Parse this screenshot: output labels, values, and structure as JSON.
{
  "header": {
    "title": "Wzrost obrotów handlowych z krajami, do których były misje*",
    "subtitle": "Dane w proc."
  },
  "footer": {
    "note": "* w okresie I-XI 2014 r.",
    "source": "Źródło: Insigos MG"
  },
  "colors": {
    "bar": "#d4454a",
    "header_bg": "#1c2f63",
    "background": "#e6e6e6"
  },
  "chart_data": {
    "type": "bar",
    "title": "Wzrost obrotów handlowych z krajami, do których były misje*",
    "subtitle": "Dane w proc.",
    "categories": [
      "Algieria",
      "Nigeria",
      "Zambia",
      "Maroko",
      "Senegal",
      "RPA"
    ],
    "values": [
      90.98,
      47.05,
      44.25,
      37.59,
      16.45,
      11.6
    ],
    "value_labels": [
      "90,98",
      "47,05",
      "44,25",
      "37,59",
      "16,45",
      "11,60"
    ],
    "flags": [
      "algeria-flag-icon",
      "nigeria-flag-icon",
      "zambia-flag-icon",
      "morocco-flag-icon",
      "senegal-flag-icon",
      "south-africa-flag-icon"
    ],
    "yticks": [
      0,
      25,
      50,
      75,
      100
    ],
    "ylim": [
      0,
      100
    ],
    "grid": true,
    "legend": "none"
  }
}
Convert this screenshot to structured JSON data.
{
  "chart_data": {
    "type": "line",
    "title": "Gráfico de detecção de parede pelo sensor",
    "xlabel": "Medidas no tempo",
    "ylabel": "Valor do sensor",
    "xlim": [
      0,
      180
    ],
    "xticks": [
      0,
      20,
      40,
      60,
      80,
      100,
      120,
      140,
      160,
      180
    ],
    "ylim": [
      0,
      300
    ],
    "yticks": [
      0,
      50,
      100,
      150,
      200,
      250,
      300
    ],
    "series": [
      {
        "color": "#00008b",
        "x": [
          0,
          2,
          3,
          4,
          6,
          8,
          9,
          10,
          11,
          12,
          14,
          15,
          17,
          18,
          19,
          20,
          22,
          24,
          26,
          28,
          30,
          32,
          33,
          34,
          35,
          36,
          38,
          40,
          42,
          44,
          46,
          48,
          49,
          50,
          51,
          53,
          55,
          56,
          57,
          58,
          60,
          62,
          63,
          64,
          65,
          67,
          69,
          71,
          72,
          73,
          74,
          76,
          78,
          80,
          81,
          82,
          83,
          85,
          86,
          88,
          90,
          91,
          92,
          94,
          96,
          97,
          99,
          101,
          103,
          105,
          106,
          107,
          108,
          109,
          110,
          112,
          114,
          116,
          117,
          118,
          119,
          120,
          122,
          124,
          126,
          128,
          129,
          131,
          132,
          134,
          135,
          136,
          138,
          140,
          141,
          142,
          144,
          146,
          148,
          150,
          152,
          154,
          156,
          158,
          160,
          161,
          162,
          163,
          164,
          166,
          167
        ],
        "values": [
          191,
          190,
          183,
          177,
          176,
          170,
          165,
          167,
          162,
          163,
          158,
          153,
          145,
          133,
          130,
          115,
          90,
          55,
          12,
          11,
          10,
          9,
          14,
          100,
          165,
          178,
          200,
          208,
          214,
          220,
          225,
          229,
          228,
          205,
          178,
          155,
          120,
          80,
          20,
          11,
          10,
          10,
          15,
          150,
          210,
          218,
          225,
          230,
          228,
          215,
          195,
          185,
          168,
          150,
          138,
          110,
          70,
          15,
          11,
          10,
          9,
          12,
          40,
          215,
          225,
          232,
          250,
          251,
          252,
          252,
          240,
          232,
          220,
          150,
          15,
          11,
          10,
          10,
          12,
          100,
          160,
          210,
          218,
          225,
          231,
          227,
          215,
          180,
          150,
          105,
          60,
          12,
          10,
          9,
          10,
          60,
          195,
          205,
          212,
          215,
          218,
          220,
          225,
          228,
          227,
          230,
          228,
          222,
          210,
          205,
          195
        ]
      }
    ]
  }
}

*Aim:* Go through the records and show every line with the string "icon" in it.

*Response to the task:*
      "algeria-flag-icon",
      "nigeria-flag-icon",
      "zambia-flag-icon",
      "morocco-flag-icon",
      "senegal-flag-icon",
      "south-africa-flag-icon"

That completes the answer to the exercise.